[Start]
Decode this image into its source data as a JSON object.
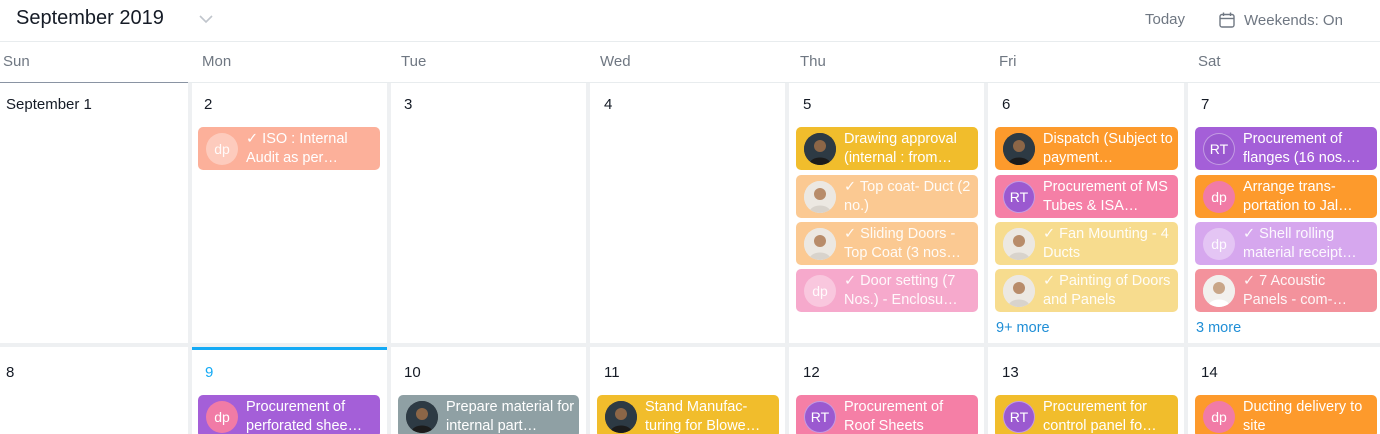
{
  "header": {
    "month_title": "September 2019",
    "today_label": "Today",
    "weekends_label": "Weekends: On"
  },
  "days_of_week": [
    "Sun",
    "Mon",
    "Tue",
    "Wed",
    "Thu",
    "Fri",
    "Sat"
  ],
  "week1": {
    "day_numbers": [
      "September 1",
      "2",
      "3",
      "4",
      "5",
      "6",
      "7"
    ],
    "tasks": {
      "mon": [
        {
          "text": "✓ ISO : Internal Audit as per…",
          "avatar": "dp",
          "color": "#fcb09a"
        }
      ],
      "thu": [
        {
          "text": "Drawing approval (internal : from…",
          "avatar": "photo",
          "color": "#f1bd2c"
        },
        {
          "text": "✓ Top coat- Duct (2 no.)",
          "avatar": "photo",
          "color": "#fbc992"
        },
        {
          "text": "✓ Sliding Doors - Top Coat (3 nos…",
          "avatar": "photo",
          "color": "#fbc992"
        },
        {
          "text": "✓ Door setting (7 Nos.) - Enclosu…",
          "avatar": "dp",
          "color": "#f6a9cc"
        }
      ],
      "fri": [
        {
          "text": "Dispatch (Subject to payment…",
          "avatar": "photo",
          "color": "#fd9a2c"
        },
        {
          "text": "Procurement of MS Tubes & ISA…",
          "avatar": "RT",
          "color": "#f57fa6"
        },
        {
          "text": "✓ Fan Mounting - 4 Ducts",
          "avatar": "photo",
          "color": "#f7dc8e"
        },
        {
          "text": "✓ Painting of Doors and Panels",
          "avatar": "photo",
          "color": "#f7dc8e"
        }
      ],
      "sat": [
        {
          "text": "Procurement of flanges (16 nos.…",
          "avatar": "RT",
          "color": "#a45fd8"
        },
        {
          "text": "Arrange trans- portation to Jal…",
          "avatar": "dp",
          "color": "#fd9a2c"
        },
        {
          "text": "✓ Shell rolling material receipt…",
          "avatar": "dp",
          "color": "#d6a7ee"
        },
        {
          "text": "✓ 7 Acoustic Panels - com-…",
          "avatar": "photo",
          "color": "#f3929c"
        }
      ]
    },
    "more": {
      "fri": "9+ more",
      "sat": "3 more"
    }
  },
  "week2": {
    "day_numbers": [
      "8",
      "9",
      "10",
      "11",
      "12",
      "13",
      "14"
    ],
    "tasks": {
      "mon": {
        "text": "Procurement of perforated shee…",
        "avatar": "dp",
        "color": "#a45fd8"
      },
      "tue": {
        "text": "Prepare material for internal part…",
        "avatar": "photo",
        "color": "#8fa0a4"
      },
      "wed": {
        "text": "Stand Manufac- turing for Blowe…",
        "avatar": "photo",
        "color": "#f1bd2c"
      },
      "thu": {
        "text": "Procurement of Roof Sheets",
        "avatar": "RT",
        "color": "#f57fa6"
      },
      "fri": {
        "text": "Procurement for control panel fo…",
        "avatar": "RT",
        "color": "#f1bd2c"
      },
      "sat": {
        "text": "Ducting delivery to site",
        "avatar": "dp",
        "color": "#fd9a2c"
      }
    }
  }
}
[End]
[Start]
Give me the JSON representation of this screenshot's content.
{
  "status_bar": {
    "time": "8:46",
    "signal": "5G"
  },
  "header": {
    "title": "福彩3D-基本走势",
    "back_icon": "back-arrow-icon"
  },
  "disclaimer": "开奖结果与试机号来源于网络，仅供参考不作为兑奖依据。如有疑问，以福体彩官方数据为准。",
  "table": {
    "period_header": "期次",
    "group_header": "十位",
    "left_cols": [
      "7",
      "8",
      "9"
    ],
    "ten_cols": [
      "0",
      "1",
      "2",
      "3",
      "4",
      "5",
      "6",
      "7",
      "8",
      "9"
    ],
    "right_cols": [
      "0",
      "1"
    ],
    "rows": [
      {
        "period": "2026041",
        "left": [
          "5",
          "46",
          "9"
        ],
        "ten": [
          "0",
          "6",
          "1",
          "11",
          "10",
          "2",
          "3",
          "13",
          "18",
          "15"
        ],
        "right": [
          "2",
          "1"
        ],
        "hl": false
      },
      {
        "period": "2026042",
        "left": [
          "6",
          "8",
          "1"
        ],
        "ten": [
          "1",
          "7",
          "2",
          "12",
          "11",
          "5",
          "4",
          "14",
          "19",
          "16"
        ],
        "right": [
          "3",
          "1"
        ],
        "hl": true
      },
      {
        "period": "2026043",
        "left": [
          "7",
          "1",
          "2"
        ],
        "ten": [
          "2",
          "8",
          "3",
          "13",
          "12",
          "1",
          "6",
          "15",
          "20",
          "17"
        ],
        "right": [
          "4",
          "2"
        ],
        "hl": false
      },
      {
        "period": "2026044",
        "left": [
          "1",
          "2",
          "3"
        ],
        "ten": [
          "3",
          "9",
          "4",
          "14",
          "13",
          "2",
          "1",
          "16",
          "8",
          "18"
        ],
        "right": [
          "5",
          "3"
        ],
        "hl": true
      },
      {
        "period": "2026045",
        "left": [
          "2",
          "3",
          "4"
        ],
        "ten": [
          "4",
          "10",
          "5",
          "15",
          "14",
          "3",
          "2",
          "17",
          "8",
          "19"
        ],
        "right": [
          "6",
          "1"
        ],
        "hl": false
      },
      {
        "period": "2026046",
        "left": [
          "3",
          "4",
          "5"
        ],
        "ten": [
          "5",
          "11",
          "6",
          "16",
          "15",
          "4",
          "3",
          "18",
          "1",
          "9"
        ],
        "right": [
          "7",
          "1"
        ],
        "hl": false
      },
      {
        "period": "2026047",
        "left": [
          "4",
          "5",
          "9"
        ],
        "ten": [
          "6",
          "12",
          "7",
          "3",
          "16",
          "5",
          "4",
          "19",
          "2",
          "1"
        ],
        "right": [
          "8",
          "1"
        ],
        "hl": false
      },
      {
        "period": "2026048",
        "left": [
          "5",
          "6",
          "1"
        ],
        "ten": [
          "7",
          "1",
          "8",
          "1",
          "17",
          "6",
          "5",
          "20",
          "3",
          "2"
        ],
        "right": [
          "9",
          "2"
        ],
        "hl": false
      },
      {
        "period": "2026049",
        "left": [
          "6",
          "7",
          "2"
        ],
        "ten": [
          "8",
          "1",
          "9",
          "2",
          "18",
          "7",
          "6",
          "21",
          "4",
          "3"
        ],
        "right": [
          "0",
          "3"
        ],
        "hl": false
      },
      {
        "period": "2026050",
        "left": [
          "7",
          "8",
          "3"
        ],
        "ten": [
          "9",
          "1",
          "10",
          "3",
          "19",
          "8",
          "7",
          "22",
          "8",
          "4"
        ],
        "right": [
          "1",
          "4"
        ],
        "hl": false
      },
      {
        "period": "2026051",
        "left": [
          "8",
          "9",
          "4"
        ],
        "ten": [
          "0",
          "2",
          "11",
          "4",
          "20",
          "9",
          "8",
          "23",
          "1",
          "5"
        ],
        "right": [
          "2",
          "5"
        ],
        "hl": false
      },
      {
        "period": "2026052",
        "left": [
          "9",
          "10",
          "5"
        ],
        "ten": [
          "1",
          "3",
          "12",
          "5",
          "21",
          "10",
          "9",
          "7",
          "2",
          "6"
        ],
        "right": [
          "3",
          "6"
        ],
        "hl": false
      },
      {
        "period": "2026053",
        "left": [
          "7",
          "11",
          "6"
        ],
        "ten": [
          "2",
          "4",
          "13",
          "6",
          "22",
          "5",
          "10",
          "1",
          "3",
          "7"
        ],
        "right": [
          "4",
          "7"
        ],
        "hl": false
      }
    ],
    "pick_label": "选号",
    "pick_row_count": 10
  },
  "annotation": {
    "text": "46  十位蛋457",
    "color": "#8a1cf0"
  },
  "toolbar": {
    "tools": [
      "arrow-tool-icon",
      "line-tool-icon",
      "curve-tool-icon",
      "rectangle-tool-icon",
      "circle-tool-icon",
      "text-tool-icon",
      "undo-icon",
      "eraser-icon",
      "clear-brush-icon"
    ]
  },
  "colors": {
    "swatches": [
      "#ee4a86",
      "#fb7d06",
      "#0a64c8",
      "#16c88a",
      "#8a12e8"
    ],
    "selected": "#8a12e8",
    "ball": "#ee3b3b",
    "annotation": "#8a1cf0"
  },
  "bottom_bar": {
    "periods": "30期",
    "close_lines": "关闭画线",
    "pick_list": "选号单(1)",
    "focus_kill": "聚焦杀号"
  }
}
[End]
[Start]
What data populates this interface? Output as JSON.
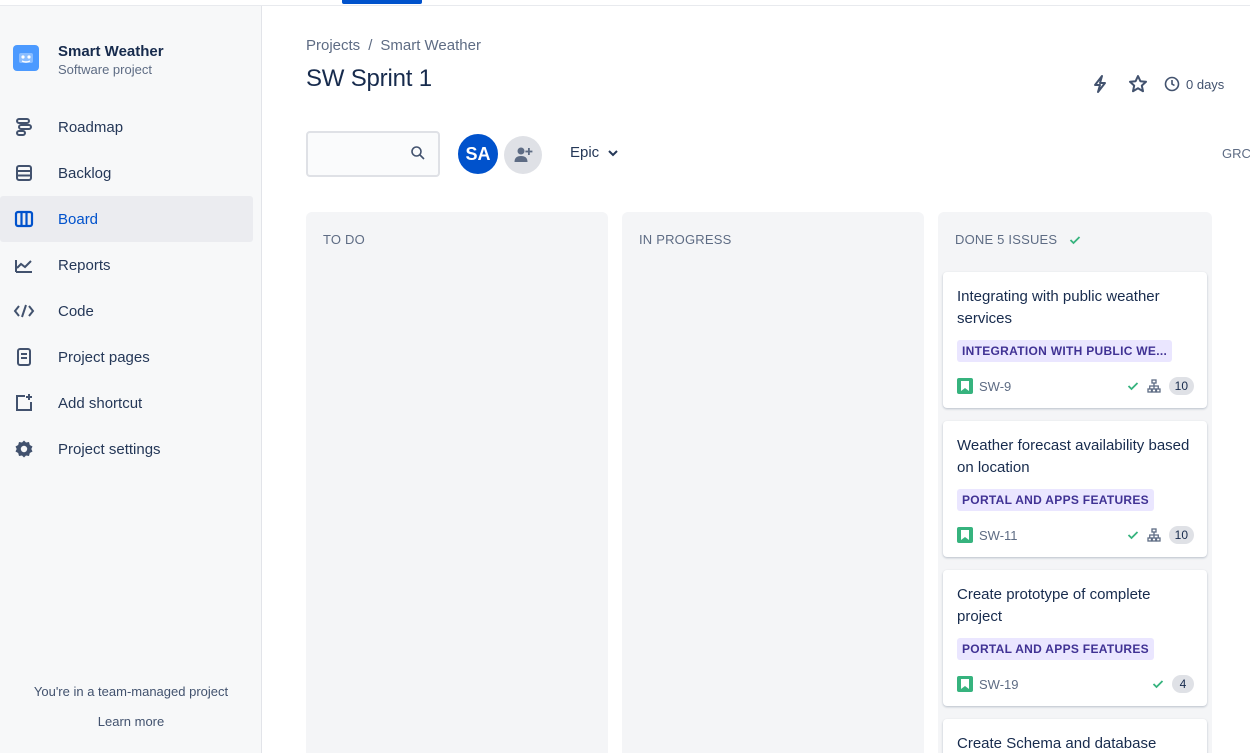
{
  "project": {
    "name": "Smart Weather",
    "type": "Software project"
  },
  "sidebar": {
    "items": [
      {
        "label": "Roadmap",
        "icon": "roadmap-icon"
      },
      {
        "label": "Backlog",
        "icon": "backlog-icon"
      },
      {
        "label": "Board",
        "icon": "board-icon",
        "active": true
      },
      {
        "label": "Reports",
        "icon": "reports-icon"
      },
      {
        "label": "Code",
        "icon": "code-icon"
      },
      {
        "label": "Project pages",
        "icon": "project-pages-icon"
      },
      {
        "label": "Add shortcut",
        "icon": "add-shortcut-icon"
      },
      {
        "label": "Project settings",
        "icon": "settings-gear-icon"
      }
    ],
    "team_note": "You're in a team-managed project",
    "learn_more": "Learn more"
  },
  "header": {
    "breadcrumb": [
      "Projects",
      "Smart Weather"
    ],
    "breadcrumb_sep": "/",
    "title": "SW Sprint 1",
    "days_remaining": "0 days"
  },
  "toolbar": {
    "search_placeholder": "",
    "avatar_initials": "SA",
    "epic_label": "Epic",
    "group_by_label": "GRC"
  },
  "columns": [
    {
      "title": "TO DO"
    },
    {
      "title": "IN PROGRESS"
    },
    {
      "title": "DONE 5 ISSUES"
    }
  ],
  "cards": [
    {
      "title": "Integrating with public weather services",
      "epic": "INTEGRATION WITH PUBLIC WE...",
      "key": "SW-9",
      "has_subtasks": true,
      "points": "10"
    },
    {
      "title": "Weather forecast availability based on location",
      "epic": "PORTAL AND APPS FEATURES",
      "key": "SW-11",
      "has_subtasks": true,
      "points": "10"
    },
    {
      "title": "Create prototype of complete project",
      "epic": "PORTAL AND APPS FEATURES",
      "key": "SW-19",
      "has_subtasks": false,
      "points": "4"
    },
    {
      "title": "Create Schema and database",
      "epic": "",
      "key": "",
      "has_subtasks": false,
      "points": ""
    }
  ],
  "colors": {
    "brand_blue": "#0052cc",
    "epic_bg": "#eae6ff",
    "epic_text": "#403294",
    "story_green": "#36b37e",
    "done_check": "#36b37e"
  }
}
[End]
■ GIVEN TASK
Search the entries for the word "this" and copy every line that has it.

■ THE RESULT
Decode this image into its source data as a JSON object.
Give me the JSON representation of this screenshot's content.
What data populates this interface? Output as JSON.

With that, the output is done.